** Start of Dataset records **

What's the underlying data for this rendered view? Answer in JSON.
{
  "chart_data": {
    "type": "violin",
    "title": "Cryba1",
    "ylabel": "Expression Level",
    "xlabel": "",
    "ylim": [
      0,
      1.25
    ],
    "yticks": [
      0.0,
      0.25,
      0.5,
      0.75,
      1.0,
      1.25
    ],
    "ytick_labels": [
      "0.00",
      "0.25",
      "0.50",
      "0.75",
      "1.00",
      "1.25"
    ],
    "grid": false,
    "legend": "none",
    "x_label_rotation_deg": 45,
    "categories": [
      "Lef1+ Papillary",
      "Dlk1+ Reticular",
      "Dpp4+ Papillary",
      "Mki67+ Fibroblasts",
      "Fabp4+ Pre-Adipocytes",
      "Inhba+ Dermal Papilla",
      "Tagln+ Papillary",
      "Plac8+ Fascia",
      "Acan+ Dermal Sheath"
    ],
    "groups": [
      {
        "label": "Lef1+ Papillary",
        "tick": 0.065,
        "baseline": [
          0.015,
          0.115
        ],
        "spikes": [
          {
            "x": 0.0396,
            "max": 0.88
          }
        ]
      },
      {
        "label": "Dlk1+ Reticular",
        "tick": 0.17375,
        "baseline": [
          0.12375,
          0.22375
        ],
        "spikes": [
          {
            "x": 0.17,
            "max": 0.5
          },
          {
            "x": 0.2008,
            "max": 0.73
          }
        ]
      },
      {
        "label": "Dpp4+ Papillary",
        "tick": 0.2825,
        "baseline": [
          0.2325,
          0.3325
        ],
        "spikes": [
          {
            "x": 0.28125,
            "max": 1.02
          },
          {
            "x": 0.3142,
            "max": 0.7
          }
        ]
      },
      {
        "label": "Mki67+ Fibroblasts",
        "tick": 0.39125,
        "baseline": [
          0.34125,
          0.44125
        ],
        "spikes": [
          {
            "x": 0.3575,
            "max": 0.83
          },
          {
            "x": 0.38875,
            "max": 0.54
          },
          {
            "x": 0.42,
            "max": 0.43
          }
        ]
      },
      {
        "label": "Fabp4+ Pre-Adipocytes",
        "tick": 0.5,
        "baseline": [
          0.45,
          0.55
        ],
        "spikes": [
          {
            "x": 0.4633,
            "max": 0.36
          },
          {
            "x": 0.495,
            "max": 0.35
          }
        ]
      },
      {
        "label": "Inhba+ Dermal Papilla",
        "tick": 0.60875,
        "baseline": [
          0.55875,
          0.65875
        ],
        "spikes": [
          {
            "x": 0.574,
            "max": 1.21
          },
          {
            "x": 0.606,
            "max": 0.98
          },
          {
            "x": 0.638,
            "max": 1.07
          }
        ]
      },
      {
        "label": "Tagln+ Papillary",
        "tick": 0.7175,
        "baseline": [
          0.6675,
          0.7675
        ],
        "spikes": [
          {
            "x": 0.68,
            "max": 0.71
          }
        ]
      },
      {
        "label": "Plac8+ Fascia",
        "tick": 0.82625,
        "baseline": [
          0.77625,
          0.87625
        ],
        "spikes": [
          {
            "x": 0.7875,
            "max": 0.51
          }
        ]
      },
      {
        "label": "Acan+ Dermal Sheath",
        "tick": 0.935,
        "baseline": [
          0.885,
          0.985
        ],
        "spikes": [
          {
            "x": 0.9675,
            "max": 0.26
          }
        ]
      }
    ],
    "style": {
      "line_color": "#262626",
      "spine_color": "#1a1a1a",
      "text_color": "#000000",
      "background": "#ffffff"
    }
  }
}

** End of Dataset records **

# Aim
Which lines in the records above contain the string "Fibroblasts"? Copy each one.

# Solution for this problem
      "Mki67+ Fibroblasts",
        "label": "Mki67+ Fibroblasts",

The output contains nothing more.